§ Task instructions:
Among the entries, which lines carry the string "Downloads"? Copy each of them.

[START Dataset]

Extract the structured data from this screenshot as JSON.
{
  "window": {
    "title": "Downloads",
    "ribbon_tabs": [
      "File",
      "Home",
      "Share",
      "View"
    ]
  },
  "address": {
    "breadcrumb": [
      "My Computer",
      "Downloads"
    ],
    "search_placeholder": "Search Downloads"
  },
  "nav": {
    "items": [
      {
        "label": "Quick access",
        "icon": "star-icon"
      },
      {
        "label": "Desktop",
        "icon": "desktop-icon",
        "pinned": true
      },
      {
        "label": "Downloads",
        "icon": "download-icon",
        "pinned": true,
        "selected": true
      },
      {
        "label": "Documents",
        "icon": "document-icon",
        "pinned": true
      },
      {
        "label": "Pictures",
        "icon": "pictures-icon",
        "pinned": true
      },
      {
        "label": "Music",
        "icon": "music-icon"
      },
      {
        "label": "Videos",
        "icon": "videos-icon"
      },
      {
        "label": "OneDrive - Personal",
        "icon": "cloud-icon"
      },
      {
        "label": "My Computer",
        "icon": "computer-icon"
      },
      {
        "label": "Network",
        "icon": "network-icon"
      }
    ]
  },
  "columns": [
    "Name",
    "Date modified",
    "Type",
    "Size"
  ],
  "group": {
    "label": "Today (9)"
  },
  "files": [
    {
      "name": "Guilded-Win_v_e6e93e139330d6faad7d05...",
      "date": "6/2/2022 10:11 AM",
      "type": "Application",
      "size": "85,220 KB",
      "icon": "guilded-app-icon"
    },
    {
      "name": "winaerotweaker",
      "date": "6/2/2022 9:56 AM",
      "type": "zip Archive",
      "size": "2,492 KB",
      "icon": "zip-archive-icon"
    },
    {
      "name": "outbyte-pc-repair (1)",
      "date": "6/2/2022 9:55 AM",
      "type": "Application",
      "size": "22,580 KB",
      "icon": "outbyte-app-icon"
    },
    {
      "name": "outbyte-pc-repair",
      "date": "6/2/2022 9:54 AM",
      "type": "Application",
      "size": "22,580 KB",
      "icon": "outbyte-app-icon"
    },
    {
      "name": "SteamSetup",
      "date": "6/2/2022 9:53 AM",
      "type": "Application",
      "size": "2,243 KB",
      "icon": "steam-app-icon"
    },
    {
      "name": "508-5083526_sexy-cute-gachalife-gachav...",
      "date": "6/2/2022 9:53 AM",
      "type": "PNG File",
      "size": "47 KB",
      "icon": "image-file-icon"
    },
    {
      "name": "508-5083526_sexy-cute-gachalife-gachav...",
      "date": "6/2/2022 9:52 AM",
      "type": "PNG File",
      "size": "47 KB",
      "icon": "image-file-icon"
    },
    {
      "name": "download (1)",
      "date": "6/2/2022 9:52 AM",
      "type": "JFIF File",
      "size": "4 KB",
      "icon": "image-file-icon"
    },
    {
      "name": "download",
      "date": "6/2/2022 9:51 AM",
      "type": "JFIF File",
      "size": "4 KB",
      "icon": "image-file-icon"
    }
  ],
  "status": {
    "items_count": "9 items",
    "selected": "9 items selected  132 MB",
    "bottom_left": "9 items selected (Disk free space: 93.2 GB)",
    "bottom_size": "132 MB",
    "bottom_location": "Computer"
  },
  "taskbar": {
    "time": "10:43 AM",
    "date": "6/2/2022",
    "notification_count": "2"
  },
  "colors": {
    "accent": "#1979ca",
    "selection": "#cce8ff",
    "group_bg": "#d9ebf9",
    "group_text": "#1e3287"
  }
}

[END Dataset]
[START Dataset]

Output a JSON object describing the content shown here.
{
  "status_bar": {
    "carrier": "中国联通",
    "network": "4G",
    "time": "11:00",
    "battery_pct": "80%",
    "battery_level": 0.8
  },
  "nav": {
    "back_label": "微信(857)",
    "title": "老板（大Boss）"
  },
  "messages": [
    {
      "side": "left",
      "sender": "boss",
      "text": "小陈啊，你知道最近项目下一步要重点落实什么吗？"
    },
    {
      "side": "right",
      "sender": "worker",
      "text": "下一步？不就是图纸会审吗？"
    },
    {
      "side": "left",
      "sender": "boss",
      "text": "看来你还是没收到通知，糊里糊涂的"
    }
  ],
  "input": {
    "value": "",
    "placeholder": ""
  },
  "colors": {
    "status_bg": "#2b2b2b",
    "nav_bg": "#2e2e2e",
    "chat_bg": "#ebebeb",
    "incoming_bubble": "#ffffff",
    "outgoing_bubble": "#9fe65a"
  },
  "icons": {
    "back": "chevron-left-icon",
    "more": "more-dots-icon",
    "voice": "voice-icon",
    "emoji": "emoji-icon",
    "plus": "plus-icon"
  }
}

[END Dataset]

§ Exercise result:
    "title": "Downloads",
      "Downloads"
    "search_placeholder": "Search Downloads"
        "label": "Downloads",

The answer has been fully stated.